-- INFORMATION SUPPLIED start --

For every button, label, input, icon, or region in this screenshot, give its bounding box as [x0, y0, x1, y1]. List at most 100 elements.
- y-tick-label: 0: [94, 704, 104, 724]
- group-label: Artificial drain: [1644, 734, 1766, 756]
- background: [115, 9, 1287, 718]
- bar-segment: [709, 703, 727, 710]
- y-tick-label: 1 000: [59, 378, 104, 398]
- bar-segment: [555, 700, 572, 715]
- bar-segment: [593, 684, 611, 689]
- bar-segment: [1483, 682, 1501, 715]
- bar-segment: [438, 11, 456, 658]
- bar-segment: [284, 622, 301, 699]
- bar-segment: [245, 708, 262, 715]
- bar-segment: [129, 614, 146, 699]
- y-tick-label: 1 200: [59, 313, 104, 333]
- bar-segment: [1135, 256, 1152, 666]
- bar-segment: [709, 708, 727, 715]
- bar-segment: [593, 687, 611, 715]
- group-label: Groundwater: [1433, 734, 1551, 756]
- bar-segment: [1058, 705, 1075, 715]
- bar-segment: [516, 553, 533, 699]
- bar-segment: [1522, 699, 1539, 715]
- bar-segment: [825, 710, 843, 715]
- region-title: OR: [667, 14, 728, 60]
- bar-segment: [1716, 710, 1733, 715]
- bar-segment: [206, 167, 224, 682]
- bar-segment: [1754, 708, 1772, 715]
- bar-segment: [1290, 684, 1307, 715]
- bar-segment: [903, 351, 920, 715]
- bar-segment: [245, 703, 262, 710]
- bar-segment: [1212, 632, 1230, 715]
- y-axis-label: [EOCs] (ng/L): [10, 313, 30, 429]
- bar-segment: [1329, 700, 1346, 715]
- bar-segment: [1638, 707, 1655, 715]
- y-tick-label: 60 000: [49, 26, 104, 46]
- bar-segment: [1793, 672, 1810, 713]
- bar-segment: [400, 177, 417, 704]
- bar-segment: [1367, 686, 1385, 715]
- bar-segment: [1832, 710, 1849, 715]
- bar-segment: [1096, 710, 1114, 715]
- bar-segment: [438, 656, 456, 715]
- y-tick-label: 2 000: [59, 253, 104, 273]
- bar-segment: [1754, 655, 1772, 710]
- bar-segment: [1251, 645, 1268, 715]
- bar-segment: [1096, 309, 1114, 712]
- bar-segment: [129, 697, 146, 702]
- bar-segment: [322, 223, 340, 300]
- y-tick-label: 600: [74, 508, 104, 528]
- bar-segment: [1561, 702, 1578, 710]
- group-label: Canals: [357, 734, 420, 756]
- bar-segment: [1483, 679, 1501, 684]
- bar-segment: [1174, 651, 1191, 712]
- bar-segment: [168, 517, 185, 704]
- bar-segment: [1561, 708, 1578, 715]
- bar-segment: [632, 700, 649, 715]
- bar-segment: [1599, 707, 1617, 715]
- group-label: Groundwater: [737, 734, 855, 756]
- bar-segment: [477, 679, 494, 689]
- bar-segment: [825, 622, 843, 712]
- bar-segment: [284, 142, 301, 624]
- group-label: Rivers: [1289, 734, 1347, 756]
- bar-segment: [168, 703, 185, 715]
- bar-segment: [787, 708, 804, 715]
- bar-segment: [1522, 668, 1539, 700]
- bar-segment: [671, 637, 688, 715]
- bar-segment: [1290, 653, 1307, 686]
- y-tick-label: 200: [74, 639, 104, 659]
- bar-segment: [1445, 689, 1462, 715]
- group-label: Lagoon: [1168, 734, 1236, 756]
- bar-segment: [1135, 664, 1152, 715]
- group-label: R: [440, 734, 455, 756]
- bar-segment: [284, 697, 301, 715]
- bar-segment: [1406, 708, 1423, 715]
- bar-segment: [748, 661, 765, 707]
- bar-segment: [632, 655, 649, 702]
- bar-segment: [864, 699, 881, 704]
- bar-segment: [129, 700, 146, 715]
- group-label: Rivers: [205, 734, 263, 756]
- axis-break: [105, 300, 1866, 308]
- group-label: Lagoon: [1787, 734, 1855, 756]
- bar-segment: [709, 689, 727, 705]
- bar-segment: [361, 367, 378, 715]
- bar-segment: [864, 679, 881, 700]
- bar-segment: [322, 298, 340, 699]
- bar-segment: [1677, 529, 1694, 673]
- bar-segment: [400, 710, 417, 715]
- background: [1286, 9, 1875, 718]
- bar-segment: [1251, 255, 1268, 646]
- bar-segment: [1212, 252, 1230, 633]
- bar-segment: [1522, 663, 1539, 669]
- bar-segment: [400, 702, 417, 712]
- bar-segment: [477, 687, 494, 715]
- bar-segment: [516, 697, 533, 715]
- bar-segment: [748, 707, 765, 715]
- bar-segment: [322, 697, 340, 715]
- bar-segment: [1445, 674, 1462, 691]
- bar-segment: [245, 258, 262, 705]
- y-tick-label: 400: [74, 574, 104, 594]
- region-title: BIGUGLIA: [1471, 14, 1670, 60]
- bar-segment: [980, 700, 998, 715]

-- INFORMATION SUPPLIED end --

PROBLEM TO WORK ON: Reproduce the data above line for line, changing no character.

REPLY TO THE EXERCISE:
For every button, label, input, icon, or region in this screenshot, give its bounding box as [x0, y0, x1, y1]. List at most 100 elements.
- y-tick-label: 0: [94, 704, 104, 724]
- group-label: Artificial drain: [1644, 734, 1766, 756]
- background: [115, 9, 1287, 718]
- bar-segment: [709, 703, 727, 710]
- y-tick-label: 1 000: [59, 378, 104, 398]
- bar-segment: [555, 700, 572, 715]
- bar-segment: [593, 684, 611, 689]
- bar-segment: [1483, 682, 1501, 715]
- bar-segment: [438, 11, 456, 658]
- bar-segment: [284, 622, 301, 699]
- bar-segment: [245, 708, 262, 715]
- bar-segment: [129, 614, 146, 699]
- y-tick-label: 1 200: [59, 313, 104, 333]
- bar-segment: [1135, 256, 1152, 666]
- bar-segment: [709, 708, 727, 715]
- bar-segment: [593, 687, 611, 715]
- group-label: Groundwater: [1433, 734, 1551, 756]
- bar-segment: [1058, 705, 1075, 715]
- bar-segment: [516, 553, 533, 699]
- bar-segment: [1522, 699, 1539, 715]
- bar-segment: [825, 710, 843, 715]
- region-title: OR: [667, 14, 728, 60]
- bar-segment: [1716, 710, 1733, 715]
- bar-segment: [206, 167, 224, 682]
- bar-segment: [1754, 708, 1772, 715]
- bar-segment: [1290, 684, 1307, 715]
- bar-segment: [903, 351, 920, 715]
- bar-segment: [245, 703, 262, 710]
- bar-segment: [1212, 632, 1230, 715]
- y-axis-label: [EOCs] (ng/L): [10, 313, 30, 429]
- bar-segment: [1329, 700, 1346, 715]
- bar-segment: [1638, 707, 1655, 715]
- y-tick-label: 60 000: [49, 26, 104, 46]
- bar-segment: [1793, 672, 1810, 713]
- bar-segment: [400, 177, 417, 704]
- bar-segment: [1367, 686, 1385, 715]
- bar-segment: [1832, 710, 1849, 715]
- bar-segment: [1096, 710, 1114, 715]
- bar-segment: [438, 656, 456, 715]
- y-tick-label: 2 000: [59, 253, 104, 273]
- bar-segment: [1754, 655, 1772, 710]
- bar-segment: [1251, 645, 1268, 715]
- bar-segment: [1096, 309, 1114, 712]
- bar-segment: [129, 697, 146, 702]
- bar-segment: [322, 223, 340, 300]
- y-tick-label: 600: [74, 508, 104, 528]
- bar-segment: [1561, 702, 1578, 710]
- group-label: Canals: [357, 734, 420, 756]
- bar-segment: [1483, 679, 1501, 684]
- bar-segment: [1174, 651, 1191, 712]
- bar-segment: [168, 517, 185, 704]
- bar-segment: [1561, 708, 1578, 715]
- bar-segment: [632, 700, 649, 715]
- bar-segment: [1599, 707, 1617, 715]
- group-label: Groundwater: [737, 734, 855, 756]
- bar-segment: [477, 679, 494, 689]
- bar-segment: [825, 622, 843, 712]
- bar-segment: [284, 142, 301, 624]
- group-label: Rivers: [1289, 734, 1347, 756]
- bar-segment: [168, 703, 185, 715]
- bar-segment: [787, 708, 804, 715]
- bar-segment: [1522, 668, 1539, 700]
- bar-segment: [671, 637, 688, 715]
- bar-segment: [1290, 653, 1307, 686]
- y-tick-label: 200: [74, 639, 104, 659]
- bar-segment: [1445, 689, 1462, 715]
- group-label: Lagoon: [1168, 734, 1236, 756]
- bar-segment: [1135, 664, 1152, 715]
- group-label: R: [440, 734, 455, 756]
- bar-segment: [284, 697, 301, 715]
- bar-segment: [1406, 708, 1423, 715]
- bar-segment: [748, 661, 765, 707]
- bar-segment: [632, 655, 649, 702]
- bar-segment: [864, 699, 881, 704]
- bar-segment: [129, 700, 146, 715]
- group-label: Rivers: [205, 734, 263, 756]
- axis-break: [105, 300, 1866, 308]
- group-label: Lagoon: [1787, 734, 1855, 756]
- bar-segment: [709, 689, 727, 705]
- bar-segment: [361, 367, 378, 715]
- bar-segment: [864, 679, 881, 700]
- bar-segment: [322, 298, 340, 699]
- bar-segment: [1677, 529, 1694, 673]
- bar-segment: [400, 710, 417, 715]
- background: [1286, 9, 1875, 718]
- bar-segment: [1251, 255, 1268, 646]
- bar-segment: [1212, 252, 1230, 633]
- bar-segment: [1522, 663, 1539, 669]
- bar-segment: [400, 702, 417, 712]
- bar-segment: [477, 687, 494, 715]
- bar-segment: [516, 697, 533, 715]
- bar-segment: [748, 707, 765, 715]
- bar-segment: [322, 697, 340, 715]
- bar-segment: [1445, 674, 1462, 691]
- bar-segment: [245, 258, 262, 705]
- y-tick-label: 400: [74, 574, 104, 594]
- region-title: BIGUGLIA: [1471, 14, 1670, 60]
- bar-segment: [980, 700, 998, 715]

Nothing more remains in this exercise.